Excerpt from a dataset
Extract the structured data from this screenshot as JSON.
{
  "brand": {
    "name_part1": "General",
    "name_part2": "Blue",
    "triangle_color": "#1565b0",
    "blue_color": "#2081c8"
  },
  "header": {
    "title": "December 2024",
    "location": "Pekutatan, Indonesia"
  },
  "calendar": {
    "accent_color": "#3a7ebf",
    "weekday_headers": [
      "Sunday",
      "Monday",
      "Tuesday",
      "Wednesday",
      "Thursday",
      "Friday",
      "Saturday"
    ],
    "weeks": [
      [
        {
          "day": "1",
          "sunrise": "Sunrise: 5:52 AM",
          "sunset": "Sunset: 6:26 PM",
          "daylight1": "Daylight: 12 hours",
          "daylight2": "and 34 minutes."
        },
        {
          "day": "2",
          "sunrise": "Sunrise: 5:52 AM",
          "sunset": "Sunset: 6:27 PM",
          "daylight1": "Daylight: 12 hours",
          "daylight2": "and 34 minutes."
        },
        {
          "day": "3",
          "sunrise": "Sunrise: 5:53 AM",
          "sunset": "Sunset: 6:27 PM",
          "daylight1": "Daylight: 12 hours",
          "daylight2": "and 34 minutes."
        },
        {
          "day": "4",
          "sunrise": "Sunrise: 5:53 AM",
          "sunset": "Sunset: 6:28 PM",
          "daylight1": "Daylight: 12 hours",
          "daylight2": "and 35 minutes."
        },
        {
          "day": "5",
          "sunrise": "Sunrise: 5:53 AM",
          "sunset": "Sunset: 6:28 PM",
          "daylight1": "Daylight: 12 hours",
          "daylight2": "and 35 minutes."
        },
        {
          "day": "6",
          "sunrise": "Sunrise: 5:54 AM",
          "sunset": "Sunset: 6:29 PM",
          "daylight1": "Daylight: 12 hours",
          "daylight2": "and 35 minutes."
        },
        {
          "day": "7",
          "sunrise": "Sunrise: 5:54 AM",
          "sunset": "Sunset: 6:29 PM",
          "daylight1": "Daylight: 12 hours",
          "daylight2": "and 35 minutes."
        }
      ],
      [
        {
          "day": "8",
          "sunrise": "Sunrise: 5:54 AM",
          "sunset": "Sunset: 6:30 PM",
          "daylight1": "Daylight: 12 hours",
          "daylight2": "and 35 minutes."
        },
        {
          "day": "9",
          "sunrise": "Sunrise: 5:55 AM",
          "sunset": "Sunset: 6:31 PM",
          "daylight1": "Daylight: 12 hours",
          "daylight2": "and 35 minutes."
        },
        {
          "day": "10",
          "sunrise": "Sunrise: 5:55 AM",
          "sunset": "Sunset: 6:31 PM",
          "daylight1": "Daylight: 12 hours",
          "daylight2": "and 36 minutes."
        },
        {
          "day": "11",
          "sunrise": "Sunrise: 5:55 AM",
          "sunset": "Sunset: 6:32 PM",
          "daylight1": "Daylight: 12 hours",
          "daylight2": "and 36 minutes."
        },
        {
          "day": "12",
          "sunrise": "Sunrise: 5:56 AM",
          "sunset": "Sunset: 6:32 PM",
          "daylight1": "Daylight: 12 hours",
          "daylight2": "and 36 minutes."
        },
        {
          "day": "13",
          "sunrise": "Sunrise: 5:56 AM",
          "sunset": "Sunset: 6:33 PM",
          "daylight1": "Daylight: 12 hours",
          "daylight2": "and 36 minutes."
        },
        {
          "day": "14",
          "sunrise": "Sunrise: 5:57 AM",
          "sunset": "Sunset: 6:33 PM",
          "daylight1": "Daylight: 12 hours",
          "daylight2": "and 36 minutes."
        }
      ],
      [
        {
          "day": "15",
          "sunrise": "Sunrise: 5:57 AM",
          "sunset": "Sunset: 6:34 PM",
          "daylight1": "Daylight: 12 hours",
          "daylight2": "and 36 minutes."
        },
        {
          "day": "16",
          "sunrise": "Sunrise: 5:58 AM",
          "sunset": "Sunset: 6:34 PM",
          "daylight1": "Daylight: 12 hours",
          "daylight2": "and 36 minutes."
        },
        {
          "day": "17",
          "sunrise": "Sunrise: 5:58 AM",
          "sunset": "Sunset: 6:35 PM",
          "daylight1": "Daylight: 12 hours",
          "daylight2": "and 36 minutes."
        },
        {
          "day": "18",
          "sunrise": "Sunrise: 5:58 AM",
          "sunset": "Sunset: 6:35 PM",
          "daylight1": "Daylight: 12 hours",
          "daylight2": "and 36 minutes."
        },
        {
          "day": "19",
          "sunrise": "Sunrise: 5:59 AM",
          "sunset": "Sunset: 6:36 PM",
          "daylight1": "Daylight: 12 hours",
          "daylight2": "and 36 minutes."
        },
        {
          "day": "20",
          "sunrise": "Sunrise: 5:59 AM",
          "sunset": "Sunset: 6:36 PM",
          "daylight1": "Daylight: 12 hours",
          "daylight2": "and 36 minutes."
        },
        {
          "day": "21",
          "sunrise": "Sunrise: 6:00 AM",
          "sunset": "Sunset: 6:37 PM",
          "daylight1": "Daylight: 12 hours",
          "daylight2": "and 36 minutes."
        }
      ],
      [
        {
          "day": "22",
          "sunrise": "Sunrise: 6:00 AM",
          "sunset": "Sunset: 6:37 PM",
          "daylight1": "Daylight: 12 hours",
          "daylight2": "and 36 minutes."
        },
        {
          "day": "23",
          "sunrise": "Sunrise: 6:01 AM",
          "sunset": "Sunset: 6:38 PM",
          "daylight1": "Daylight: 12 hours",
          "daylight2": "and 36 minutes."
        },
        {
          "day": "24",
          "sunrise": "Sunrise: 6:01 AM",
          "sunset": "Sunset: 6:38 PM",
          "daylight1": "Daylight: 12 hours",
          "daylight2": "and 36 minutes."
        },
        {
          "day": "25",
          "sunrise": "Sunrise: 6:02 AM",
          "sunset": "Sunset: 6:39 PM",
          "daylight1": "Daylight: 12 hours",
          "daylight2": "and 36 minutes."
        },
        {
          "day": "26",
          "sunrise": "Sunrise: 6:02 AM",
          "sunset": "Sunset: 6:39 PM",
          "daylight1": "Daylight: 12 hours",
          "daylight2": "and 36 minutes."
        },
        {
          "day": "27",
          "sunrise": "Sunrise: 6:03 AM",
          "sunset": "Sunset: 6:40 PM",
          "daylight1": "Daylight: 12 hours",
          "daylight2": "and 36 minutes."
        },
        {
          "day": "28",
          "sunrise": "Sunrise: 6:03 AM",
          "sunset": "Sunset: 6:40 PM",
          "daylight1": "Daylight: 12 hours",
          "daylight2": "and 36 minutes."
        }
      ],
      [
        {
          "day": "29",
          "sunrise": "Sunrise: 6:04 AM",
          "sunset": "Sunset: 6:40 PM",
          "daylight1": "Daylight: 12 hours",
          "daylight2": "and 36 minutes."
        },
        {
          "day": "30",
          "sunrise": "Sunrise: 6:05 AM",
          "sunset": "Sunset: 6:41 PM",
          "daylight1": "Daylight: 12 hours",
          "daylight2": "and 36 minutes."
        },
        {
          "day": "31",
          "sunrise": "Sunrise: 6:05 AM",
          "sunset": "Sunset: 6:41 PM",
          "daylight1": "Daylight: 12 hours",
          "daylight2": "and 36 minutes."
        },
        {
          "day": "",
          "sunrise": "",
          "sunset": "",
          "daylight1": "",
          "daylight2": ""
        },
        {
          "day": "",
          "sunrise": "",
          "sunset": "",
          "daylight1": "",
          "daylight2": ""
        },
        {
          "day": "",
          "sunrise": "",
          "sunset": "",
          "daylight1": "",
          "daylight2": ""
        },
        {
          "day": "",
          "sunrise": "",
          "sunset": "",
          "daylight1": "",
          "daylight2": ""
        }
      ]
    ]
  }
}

What is required: Copy the material above, line for line.

Response to the exercise:
Extract the structured data from this screenshot as JSON.
{
  "brand": {
    "name_part1": "General",
    "name_part2": "Blue",
    "triangle_color": "#1565b0",
    "blue_color": "#2081c8"
  },
  "header": {
    "title": "December 2024",
    "location": "Pekutatan, Indonesia"
  },
  "calendar": {
    "accent_color": "#3a7ebf",
    "weekday_headers": [
      "Sunday",
      "Monday",
      "Tuesday",
      "Wednesday",
      "Thursday",
      "Friday",
      "Saturday"
    ],
    "weeks": [
      [
        {
          "day": "1",
          "sunrise": "Sunrise: 5:52 AM",
          "sunset": "Sunset: 6:26 PM",
          "daylight1": "Daylight: 12 hours",
          "daylight2": "and 34 minutes."
        },
        {
          "day": "2",
          "sunrise": "Sunrise: 5:52 AM",
          "sunset": "Sunset: 6:27 PM",
          "daylight1": "Daylight: 12 hours",
          "daylight2": "and 34 minutes."
        },
        {
          "day": "3",
          "sunrise": "Sunrise: 5:53 AM",
          "sunset": "Sunset: 6:27 PM",
          "daylight1": "Daylight: 12 hours",
          "daylight2": "and 34 minutes."
        },
        {
          "day": "4",
          "sunrise": "Sunrise: 5:53 AM",
          "sunset": "Sunset: 6:28 PM",
          "daylight1": "Daylight: 12 hours",
          "daylight2": "and 35 minutes."
        },
        {
          "day": "5",
          "sunrise": "Sunrise: 5:53 AM",
          "sunset": "Sunset: 6:28 PM",
          "daylight1": "Daylight: 12 hours",
          "daylight2": "and 35 minutes."
        },
        {
          "day": "6",
          "sunrise": "Sunrise: 5:54 AM",
          "sunset": "Sunset: 6:29 PM",
          "daylight1": "Daylight: 12 hours",
          "daylight2": "and 35 minutes."
        },
        {
          "day": "7",
          "sunrise": "Sunrise: 5:54 AM",
          "sunset": "Sunset: 6:29 PM",
          "daylight1": "Daylight: 12 hours",
          "daylight2": "and 35 minutes."
        }
      ],
      [
        {
          "day": "8",
          "sunrise": "Sunrise: 5:54 AM",
          "sunset": "Sunset: 6:30 PM",
          "daylight1": "Daylight: 12 hours",
          "daylight2": "and 35 minutes."
        },
        {
          "day": "9",
          "sunrise": "Sunrise: 5:55 AM",
          "sunset": "Sunset: 6:31 PM",
          "daylight1": "Daylight: 12 hours",
          "daylight2": "and 35 minutes."
        },
        {
          "day": "10",
          "sunrise": "Sunrise: 5:55 AM",
          "sunset": "Sunset: 6:31 PM",
          "daylight1": "Daylight: 12 hours",
          "daylight2": "and 36 minutes."
        },
        {
          "day": "11",
          "sunrise": "Sunrise: 5:55 AM",
          "sunset": "Sunset: 6:32 PM",
          "daylight1": "Daylight: 12 hours",
          "daylight2": "and 36 minutes."
        },
        {
          "day": "12",
          "sunrise": "Sunrise: 5:56 AM",
          "sunset": "Sunset: 6:32 PM",
          "daylight1": "Daylight: 12 hours",
          "daylight2": "and 36 minutes."
        },
        {
          "day": "13",
          "sunrise": "Sunrise: 5:56 AM",
          "sunset": "Sunset: 6:33 PM",
          "daylight1": "Daylight: 12 hours",
          "daylight2": "and 36 minutes."
        },
        {
          "day": "14",
          "sunrise": "Sunrise: 5:57 AM",
          "sunset": "Sunset: 6:33 PM",
          "daylight1": "Daylight: 12 hours",
          "daylight2": "and 36 minutes."
        }
      ],
      [
        {
          "day": "15",
          "sunrise": "Sunrise: 5:57 AM",
          "sunset": "Sunset: 6:34 PM",
          "daylight1": "Daylight: 12 hours",
          "daylight2": "and 36 minutes."
        },
        {
          "day": "16",
          "sunrise": "Sunrise: 5:58 AM",
          "sunset": "Sunset: 6:34 PM",
          "daylight1": "Daylight: 12 hours",
          "daylight2": "and 36 minutes."
        },
        {
          "day": "17",
          "sunrise": "Sunrise: 5:58 AM",
          "sunset": "Sunset: 6:35 PM",
          "daylight1": "Daylight: 12 hours",
          "daylight2": "and 36 minutes."
        },
        {
          "day": "18",
          "sunrise": "Sunrise: 5:58 AM",
          "sunset": "Sunset: 6:35 PM",
          "daylight1": "Daylight: 12 hours",
          "daylight2": "and 36 minutes."
        },
        {
          "day": "19",
          "sunrise": "Sunrise: 5:59 AM",
          "sunset": "Sunset: 6:36 PM",
          "daylight1": "Daylight: 12 hours",
          "daylight2": "and 36 minutes."
        },
        {
          "day": "20",
          "sunrise": "Sunrise: 5:59 AM",
          "sunset": "Sunset: 6:36 PM",
          "daylight1": "Daylight: 12 hours",
          "daylight2": "and 36 minutes."
        },
        {
          "day": "21",
          "sunrise": "Sunrise: 6:00 AM",
          "sunset": "Sunset: 6:37 PM",
          "daylight1": "Daylight: 12 hours",
          "daylight2": "and 36 minutes."
        }
      ],
      [
        {
          "day": "22",
          "sunrise": "Sunrise: 6:00 AM",
          "sunset": "Sunset: 6:37 PM",
          "daylight1": "Daylight: 12 hours",
          "daylight2": "and 36 minutes."
        },
        {
          "day": "23",
          "sunrise": "Sunrise: 6:01 AM",
          "sunset": "Sunset: 6:38 PM",
          "daylight1": "Daylight: 12 hours",
          "daylight2": "and 36 minutes."
        },
        {
          "day": "24",
          "sunrise": "Sunrise: 6:01 AM",
          "sunset": "Sunset: 6:38 PM",
          "daylight1": "Daylight: 12 hours",
          "daylight2": "and 36 minutes."
        },
        {
          "day": "25",
          "sunrise": "Sunrise: 6:02 AM",
          "sunset": "Sunset: 6:39 PM",
          "daylight1": "Daylight: 12 hours",
          "daylight2": "and 36 minutes."
        },
        {
          "day": "26",
          "sunrise": "Sunrise: 6:02 AM",
          "sunset": "Sunset: 6:39 PM",
          "daylight1": "Daylight: 12 hours",
          "daylight2": "and 36 minutes."
        },
        {
          "day": "27",
          "sunrise": "Sunrise: 6:03 AM",
          "sunset": "Sunset: 6:40 PM",
          "daylight1": "Daylight: 12 hours",
          "daylight2": "and 36 minutes."
        },
        {
          "day": "28",
          "sunrise": "Sunrise: 6:03 AM",
          "sunset": "Sunset: 6:40 PM",
          "daylight1": "Daylight: 12 hours",
          "daylight2": "and 36 minutes."
        }
      ],
      [
        {
          "day": "29",
          "sunrise": "Sunrise: 6:04 AM",
          "sunset": "Sunset: 6:40 PM",
          "daylight1": "Daylight: 12 hours",
          "daylight2": "and 36 minutes."
        },
        {
          "day": "30",
          "sunrise": "Sunrise: 6:05 AM",
          "sunset": "Sunset: 6:41 PM",
          "daylight1": "Daylight: 12 hours",
          "daylight2": "and 36 minutes."
        },
        {
          "day": "31",
          "sunrise": "Sunrise: 6:05 AM",
          "sunset": "Sunset: 6:41 PM",
          "daylight1": "Daylight: 12 hours",
          "daylight2": "and 36 minutes."
        },
        {
          "day": "",
          "sunrise": "",
          "sunset": "",
          "daylight1": "",
          "daylight2": ""
        },
        {
          "day": "",
          "sunrise": "",
          "sunset": "",
          "daylight1": "",
          "daylight2": ""
        },
        {
          "day": "",
          "sunrise": "",
          "sunset": "",
          "daylight1": "",
          "daylight2": ""
        },
        {
          "day": "",
          "sunrise": "",
          "sunset": "",
          "daylight1": "",
          "daylight2": ""
        }
      ]
    ]
  }
}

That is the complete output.